▶ [Task brief]:
Transcribe the data that follows precisely, omitting nothing.

───

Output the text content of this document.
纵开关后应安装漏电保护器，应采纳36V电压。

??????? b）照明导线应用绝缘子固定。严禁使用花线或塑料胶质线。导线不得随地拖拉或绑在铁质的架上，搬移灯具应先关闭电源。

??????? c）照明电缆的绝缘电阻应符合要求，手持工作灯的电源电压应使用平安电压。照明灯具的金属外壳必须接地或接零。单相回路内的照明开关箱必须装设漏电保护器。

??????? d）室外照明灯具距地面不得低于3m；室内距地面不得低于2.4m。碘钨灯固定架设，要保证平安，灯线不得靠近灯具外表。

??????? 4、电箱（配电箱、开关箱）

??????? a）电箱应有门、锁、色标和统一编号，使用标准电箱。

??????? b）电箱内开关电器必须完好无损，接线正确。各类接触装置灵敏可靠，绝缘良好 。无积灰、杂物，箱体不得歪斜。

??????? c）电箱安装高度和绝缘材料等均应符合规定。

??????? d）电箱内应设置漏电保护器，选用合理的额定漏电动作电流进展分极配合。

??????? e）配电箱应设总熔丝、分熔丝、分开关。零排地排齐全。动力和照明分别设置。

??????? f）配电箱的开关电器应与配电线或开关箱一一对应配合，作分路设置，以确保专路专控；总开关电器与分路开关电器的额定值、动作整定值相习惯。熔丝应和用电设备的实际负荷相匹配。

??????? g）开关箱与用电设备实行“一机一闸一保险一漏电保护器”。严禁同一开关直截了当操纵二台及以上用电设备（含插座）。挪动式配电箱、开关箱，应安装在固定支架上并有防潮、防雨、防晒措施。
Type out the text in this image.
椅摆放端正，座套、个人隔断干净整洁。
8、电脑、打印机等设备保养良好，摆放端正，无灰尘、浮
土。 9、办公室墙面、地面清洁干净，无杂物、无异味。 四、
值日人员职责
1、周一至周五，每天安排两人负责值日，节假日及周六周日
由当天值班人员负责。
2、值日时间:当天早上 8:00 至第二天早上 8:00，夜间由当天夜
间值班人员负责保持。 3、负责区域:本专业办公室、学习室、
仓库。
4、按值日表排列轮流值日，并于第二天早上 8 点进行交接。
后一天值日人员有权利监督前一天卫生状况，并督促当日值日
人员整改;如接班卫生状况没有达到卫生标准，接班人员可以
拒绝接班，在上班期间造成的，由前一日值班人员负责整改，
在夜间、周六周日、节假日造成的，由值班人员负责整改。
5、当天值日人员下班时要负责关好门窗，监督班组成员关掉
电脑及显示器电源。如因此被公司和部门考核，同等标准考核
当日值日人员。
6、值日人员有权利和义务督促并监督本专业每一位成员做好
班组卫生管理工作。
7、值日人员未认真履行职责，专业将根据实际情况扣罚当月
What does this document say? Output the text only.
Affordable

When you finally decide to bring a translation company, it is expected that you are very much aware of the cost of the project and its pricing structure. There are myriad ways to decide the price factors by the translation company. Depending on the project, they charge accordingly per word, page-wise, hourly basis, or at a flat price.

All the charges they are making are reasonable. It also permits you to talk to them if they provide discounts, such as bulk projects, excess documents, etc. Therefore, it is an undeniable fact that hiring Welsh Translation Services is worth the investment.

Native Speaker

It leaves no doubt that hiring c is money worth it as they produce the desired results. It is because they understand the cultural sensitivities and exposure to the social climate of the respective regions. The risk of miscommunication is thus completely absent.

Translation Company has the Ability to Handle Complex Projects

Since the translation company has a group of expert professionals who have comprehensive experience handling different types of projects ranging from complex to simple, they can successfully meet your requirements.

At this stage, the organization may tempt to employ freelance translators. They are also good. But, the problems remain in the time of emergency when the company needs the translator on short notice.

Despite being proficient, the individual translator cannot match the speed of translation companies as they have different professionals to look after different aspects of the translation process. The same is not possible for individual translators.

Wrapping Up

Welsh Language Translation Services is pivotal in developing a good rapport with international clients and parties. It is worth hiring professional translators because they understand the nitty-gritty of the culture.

───

▶ [The solution]:
Output the text content of this document.
纵开关后应安装漏电保护器，应采纳36V电压。

??????? b）照明导线应用绝缘子固定。严禁使用花线或塑料胶质线。导线不得随地拖拉或绑在铁质的架上，搬移灯具应先关闭电源。

??????? c）照明电缆的绝缘电阻应符合要求，手持工作灯的电源电压应使用平安电压。照明灯具的金属外壳必须接地或接零。单相回路内的照明开关箱必须装设漏电保护器。

??????? d）室外照明灯具距地面不得低于3m；室内距地面不得低于2.4m。碘钨灯固定架设，要保证平安，灯线不得靠近灯具外表。

??????? 4、电箱（配电箱、开关箱）

??????? a）电箱应有门、锁、色标和统一编号，使用标准电箱。

??????? b）电箱内开关电器必须完好无损，接线正确。各类接触装置灵敏可靠，绝缘良好 。无积灰、杂物，箱体不得歪斜。

??????? c）电箱安装高度和绝缘材料等均应符合规定。

??????? d）电箱内应设置漏电保护器，选用合理的额定漏电动作电流进展分极配合。

??????? e）配电箱应设总熔丝、分熔丝、分开关。零排地排齐全。动力和照明分别设置。

??????? f）配电箱的开关电器应与配电线或开关箱一一对应配合，作分路设置，以确保专路专控；总开关电器与分路开关电器的额定值、动作整定值相习惯。熔丝应和用电设备的实际负荷相匹配。

??????? g）开关箱与用电设备实行“一机一闸一保险一漏电保护器”。严禁同一开关直截了当操纵二台及以上用电设备（含插座）。挪动式配电箱、开关箱，应安装在固定支架上并有防潮、防雨、防晒措施。
Type out the text in this image.
椅摆放端正，座套、个人隔断干净整洁。
8、电脑、打印机等设备保养良好，摆放端正，无灰尘、浮
土。 9、办公室墙面、地面清洁干净，无杂物、无异味。 四、
值日人员职责
1、周一至周五，每天安排两人负责值日，节假日及周六周日
由当天值班人员负责。
2、值日时间:当天早上 8:00 至第二天早上 8:00，夜间由当天夜
间值班人员负责保持。 3、负责区域:本专业办公室、学习室、
仓库。
4、按值日表排列轮流值日，并于第二天早上 8 点进行交接。
后一天值日人员有权利监督前一天卫生状况，并督促当日值日
人员整改;如接班卫生状况没有达到卫生标准，接班人员可以
拒绝接班，在上班期间造成的，由前一日值班人员负责整改，
在夜间、周六周日、节假日造成的，由值班人员负责整改。
5、当天值日人员下班时要负责关好门窗，监督班组成员关掉
电脑及显示器电源。如因此被公司和部门考核，同等标准考核
当日值日人员。
6、值日人员有权利和义务督促并监督本专业每一位成员做好
班组卫生管理工作。
7、值日人员未认真履行职责，专业将根据实际情况扣罚当月
What does this document say? Output the text only.
Affordable

When you finally decide to bring a translation company, it is expected that you are very much aware of the cost of the project and its pricing structure. There are myriad ways to decide the price factors by the translation company. Depending on the project, they charge accordingly per word, page-wise, hourly basis, or at a flat price.

All the charges they are making are reasonable. It also permits you to talk to them if they provide discounts, such as bulk projects, excess documents, etc. Therefore, it is an undeniable fact that hiring Welsh Translation Services is worth the investment.

Native Speaker

It leaves no doubt that hiring c is money worth it as they produce the desired results. It is because they understand the cultural sensitivities and exposure to the social climate of the respective regions. The risk of miscommunication is thus completely absent.

Translation Company has the Ability to Handle Complex Projects

Since the translation company has a group of expert professionals who have comprehensive experience handling different types of projects ranging from complex to simple, they can successfully meet your requirements.

At this stage, the organization may tempt to employ freelance translators. They are also good. But, the problems remain in the time of emergency when the company needs the translator on short notice.

Despite being proficient, the individual translator cannot match the speed of translation companies as they have different professionals to look after different aspects of the translation process. The same is not possible for individual translators.

Wrapping Up

Welsh Language Translation Services is pivotal in developing a good rapport with international clients and parties. It is worth hiring professional translators because they understand the nitty-gritty of the culture.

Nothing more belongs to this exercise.